• [Exercise]:
Filter the records for lines holding the string "marker".

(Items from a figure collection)
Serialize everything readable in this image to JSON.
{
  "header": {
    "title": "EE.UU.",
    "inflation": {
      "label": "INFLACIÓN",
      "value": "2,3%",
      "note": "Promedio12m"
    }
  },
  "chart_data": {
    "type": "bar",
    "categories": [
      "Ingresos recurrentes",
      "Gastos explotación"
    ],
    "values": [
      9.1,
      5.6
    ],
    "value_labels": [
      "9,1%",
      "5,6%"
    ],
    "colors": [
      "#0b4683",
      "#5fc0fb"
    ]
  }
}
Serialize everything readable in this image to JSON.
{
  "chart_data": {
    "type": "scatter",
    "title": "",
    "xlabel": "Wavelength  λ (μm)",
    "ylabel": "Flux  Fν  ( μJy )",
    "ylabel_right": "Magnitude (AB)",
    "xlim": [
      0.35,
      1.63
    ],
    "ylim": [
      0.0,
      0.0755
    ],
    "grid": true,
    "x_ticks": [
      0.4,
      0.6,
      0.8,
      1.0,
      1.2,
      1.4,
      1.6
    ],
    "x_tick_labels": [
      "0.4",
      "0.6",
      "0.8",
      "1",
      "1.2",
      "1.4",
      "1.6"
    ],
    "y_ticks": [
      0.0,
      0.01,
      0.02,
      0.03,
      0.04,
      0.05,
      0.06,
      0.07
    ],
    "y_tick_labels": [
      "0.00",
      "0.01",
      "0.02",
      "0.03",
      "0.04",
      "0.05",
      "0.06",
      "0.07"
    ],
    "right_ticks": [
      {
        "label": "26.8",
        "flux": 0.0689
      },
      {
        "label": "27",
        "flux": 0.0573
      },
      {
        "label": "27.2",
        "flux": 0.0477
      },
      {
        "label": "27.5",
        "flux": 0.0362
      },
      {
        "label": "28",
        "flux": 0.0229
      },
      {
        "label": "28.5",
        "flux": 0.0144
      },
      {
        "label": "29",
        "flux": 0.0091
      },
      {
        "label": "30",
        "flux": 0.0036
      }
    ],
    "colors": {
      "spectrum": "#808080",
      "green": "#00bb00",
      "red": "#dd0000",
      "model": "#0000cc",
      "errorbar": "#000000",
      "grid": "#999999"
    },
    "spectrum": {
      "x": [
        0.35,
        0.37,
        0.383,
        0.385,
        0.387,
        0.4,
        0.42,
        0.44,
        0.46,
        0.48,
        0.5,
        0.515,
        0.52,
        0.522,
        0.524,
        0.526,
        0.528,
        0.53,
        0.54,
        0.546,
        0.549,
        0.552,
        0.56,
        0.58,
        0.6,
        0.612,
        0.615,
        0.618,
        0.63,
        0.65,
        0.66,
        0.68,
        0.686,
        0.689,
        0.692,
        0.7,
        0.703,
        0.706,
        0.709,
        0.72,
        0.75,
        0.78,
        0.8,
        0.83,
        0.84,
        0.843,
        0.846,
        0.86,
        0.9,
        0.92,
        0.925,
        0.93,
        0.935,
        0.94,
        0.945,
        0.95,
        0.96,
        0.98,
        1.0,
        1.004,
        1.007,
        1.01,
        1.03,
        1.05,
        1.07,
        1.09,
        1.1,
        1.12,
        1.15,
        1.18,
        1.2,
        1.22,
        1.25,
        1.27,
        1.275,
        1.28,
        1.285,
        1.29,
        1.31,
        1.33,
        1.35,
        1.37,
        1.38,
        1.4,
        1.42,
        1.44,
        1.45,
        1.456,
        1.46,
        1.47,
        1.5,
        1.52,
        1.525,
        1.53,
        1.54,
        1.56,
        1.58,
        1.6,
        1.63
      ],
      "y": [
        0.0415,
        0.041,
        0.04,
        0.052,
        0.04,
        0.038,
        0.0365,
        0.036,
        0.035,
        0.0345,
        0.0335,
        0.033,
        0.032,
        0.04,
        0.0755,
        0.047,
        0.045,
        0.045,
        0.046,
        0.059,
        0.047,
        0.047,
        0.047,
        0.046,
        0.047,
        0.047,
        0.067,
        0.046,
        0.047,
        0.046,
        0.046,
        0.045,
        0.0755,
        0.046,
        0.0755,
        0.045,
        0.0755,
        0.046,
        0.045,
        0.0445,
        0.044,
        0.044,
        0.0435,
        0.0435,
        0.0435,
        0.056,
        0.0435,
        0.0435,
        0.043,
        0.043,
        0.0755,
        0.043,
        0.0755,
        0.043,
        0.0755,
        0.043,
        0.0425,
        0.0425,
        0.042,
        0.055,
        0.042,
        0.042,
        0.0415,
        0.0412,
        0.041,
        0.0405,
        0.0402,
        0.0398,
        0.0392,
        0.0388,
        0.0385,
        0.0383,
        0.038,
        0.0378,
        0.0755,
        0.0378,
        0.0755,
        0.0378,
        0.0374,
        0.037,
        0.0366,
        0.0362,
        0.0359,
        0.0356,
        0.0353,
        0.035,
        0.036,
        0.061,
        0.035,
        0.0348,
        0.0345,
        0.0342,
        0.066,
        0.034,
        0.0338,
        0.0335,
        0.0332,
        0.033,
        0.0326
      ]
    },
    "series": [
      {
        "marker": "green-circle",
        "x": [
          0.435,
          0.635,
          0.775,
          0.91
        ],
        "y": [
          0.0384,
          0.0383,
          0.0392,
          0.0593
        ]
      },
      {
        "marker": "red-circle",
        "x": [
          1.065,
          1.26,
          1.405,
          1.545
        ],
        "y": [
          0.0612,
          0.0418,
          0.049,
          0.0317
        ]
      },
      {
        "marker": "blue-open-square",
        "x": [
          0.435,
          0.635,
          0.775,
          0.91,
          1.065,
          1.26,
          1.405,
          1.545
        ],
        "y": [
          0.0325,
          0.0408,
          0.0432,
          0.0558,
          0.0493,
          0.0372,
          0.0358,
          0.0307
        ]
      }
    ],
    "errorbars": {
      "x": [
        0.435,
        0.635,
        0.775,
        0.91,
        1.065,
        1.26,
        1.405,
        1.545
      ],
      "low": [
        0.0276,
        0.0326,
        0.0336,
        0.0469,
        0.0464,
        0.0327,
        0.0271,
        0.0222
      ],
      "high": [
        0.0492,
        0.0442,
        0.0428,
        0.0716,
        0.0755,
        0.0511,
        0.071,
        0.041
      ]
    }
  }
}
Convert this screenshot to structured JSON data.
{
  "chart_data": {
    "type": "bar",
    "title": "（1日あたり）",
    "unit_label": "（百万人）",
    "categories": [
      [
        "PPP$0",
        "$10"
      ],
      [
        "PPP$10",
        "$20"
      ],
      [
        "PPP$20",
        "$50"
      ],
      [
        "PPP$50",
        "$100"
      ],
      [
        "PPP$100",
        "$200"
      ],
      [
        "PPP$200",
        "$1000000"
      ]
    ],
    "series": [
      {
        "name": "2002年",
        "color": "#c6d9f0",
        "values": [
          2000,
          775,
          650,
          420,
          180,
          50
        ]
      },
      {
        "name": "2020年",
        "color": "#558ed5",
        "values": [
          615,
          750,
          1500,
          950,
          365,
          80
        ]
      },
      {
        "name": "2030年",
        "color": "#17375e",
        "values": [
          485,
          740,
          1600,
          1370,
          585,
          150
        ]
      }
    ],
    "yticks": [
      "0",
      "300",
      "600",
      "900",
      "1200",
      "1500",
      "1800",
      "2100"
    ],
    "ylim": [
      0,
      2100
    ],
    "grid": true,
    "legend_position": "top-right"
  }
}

• [Answer below]:
        "marker": "green-circle",
        "marker": "red-circle",
        "marker": "blue-open-square",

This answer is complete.